Source data:
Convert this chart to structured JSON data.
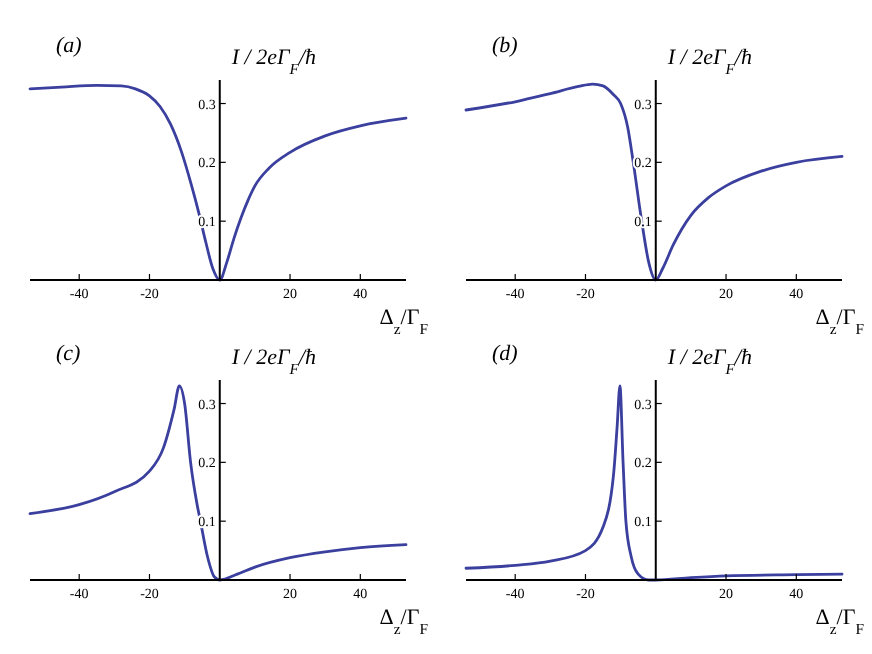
{
  "chart_data": [
    {
      "type": "line",
      "title": "(a)",
      "xlabel": "Δ$_{z}$/Γ$_{F}$",
      "ylabel": "I / 2eΓ$_{F}$/ħ",
      "xlim": [
        -54,
        53
      ],
      "ylim": [
        0,
        0.34
      ],
      "xticks": [
        -40,
        -20,
        20,
        40
      ],
      "yticks": [
        0.1,
        0.2,
        0.3
      ],
      "series": [
        {
          "color": "#3b3f9e",
          "x": [
            -54,
            -45,
            -35,
            -28,
            -24,
            -20,
            -17,
            -14,
            -11,
            -8,
            -6,
            -4,
            -2,
            0,
            2,
            4,
            6,
            8,
            10,
            14,
            20,
            30,
            40,
            53
          ],
          "values": [
            0.325,
            0.328,
            0.331,
            0.33,
            0.325,
            0.313,
            0.295,
            0.265,
            0.22,
            0.16,
            0.115,
            0.065,
            0.02,
            0,
            0.03,
            0.07,
            0.105,
            0.135,
            0.16,
            0.19,
            0.217,
            0.245,
            0.262,
            0.275
          ]
        }
      ]
    },
    {
      "type": "line",
      "title": "(b)",
      "xlabel": "Δ$_{z}$/Γ$_{F}$",
      "ylabel": "I / 2eΓ$_{F}$/ħ",
      "xlim": [
        -54,
        53
      ],
      "ylim": [
        0,
        0.34
      ],
      "xticks": [
        -40,
        -20,
        20,
        40
      ],
      "yticks": [
        0.1,
        0.2,
        0.3
      ],
      "series": [
        {
          "color": "#3b3f9e",
          "x": [
            -54,
            -40,
            -30,
            -22,
            -18,
            -15,
            -12,
            -10,
            -8,
            -6.4,
            -4,
            -2,
            0,
            2,
            5,
            10,
            15,
            20,
            30,
            40,
            53
          ],
          "values": [
            0.289,
            0.303,
            0.317,
            0.329,
            0.333,
            0.33,
            0.315,
            0.3,
            0.26,
            0.2,
            0.1,
            0.03,
            0,
            0.02,
            0.06,
            0.11,
            0.14,
            0.16,
            0.185,
            0.2,
            0.21
          ]
        }
      ]
    },
    {
      "type": "line",
      "title": "(c)",
      "xlabel": "Δ$_{z}$/Γ$_{F}$",
      "ylabel": "I / 2eΓ$_{F}$/ħ",
      "xlim": [
        -54,
        53
      ],
      "ylim": [
        0,
        0.34
      ],
      "xticks": [
        -40,
        -20,
        20,
        40
      ],
      "yticks": [
        0.1,
        0.2,
        0.3
      ],
      "series": [
        {
          "color": "#3b3f9e",
          "x": [
            -54,
            -40,
            -30,
            -20,
            -16,
            -13,
            -11.5,
            -10,
            -8.3,
            -6.5,
            -5.5,
            -3.5,
            -1.5,
            0,
            5,
            10,
            20,
            30,
            40,
            53
          ],
          "values": [
            0.113,
            0.128,
            0.15,
            0.185,
            0.225,
            0.29,
            0.33,
            0.3,
            0.2,
            0.13,
            0.1,
            0.04,
            0.005,
            0,
            0.01,
            0.022,
            0.038,
            0.048,
            0.055,
            0.06
          ]
        }
      ]
    },
    {
      "type": "line",
      "title": "(d)",
      "xlabel": "Δ$_{z}$/Γ$_{F}$",
      "ylabel": "I / 2eΓ$_{F}$/ħ",
      "xlim": [
        -54,
        53
      ],
      "ylim": [
        0,
        0.34
      ],
      "xticks": [
        -40,
        -20,
        20,
        40
      ],
      "yticks": [
        0.1,
        0.2,
        0.3
      ],
      "series": [
        {
          "color": "#3b3f9e",
          "x": [
            -54,
            -40,
            -30,
            -20,
            -15,
            -12,
            -11,
            -10.2,
            -9.3,
            -8.5,
            -7,
            -5,
            -2,
            0,
            10,
            20,
            40,
            53
          ],
          "values": [
            0.02,
            0.025,
            0.032,
            0.05,
            0.09,
            0.18,
            0.26,
            0.33,
            0.2,
            0.1,
            0.04,
            0.01,
            0,
            0,
            0.004,
            0.007,
            0.009,
            0.01
          ]
        }
      ]
    }
  ]
}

Stated exercise:
Skip the pictures and print each record exactly as it stands.

Solution to this exercise:
Convert this chart to structured JSON data.
{
  "chart_data": [
    {
      "type": "line",
      "title": "(a)",
      "xlabel": "Δ$_{z}$/Γ$_{F}$",
      "ylabel": "I / 2eΓ$_{F}$/ħ",
      "xlim": [
        -54,
        53
      ],
      "ylim": [
        0,
        0.34
      ],
      "xticks": [
        -40,
        -20,
        20,
        40
      ],
      "yticks": [
        0.1,
        0.2,
        0.3
      ],
      "series": [
        {
          "color": "#3b3f9e",
          "x": [
            -54,
            -45,
            -35,
            -28,
            -24,
            -20,
            -17,
            -14,
            -11,
            -8,
            -6,
            -4,
            -2,
            0,
            2,
            4,
            6,
            8,
            10,
            14,
            20,
            30,
            40,
            53
          ],
          "values": [
            0.325,
            0.328,
            0.331,
            0.33,
            0.325,
            0.313,
            0.295,
            0.265,
            0.22,
            0.16,
            0.115,
            0.065,
            0.02,
            0,
            0.03,
            0.07,
            0.105,
            0.135,
            0.16,
            0.19,
            0.217,
            0.245,
            0.262,
            0.275
          ]
        }
      ]
    },
    {
      "type": "line",
      "title": "(b)",
      "xlabel": "Δ$_{z}$/Γ$_{F}$",
      "ylabel": "I / 2eΓ$_{F}$/ħ",
      "xlim": [
        -54,
        53
      ],
      "ylim": [
        0,
        0.34
      ],
      "xticks": [
        -40,
        -20,
        20,
        40
      ],
      "yticks": [
        0.1,
        0.2,
        0.3
      ],
      "series": [
        {
          "color": "#3b3f9e",
          "x": [
            -54,
            -40,
            -30,
            -22,
            -18,
            -15,
            -12,
            -10,
            -8,
            -6.4,
            -4,
            -2,
            0,
            2,
            5,
            10,
            15,
            20,
            30,
            40,
            53
          ],
          "values": [
            0.289,
            0.303,
            0.317,
            0.329,
            0.333,
            0.33,
            0.315,
            0.3,
            0.26,
            0.2,
            0.1,
            0.03,
            0,
            0.02,
            0.06,
            0.11,
            0.14,
            0.16,
            0.185,
            0.2,
            0.21
          ]
        }
      ]
    },
    {
      "type": "line",
      "title": "(c)",
      "xlabel": "Δ$_{z}$/Γ$_{F}$",
      "ylabel": "I / 2eΓ$_{F}$/ħ",
      "xlim": [
        -54,
        53
      ],
      "ylim": [
        0,
        0.34
      ],
      "xticks": [
        -40,
        -20,
        20,
        40
      ],
      "yticks": [
        0.1,
        0.2,
        0.3
      ],
      "series": [
        {
          "color": "#3b3f9e",
          "x": [
            -54,
            -40,
            -30,
            -20,
            -16,
            -13,
            -11.5,
            -10,
            -8.3,
            -6.5,
            -5.5,
            -3.5,
            -1.5,
            0,
            5,
            10,
            20,
            30,
            40,
            53
          ],
          "values": [
            0.113,
            0.128,
            0.15,
            0.185,
            0.225,
            0.29,
            0.33,
            0.3,
            0.2,
            0.13,
            0.1,
            0.04,
            0.005,
            0,
            0.01,
            0.022,
            0.038,
            0.048,
            0.055,
            0.06
          ]
        }
      ]
    },
    {
      "type": "line",
      "title": "(d)",
      "xlabel": "Δ$_{z}$/Γ$_{F}$",
      "ylabel": "I / 2eΓ$_{F}$/ħ",
      "xlim": [
        -54,
        53
      ],
      "ylim": [
        0,
        0.34
      ],
      "xticks": [
        -40,
        -20,
        20,
        40
      ],
      "yticks": [
        0.1,
        0.2,
        0.3
      ],
      "series": [
        {
          "color": "#3b3f9e",
          "x": [
            -54,
            -40,
            -30,
            -20,
            -15,
            -12,
            -11,
            -10.2,
            -9.3,
            -8.5,
            -7,
            -5,
            -2,
            0,
            10,
            20,
            40,
            53
          ],
          "values": [
            0.02,
            0.025,
            0.032,
            0.05,
            0.09,
            0.18,
            0.26,
            0.33,
            0.2,
            0.1,
            0.04,
            0.01,
            0,
            0,
            0.004,
            0.007,
            0.009,
            0.01
          ]
        }
      ]
    }
  ]
}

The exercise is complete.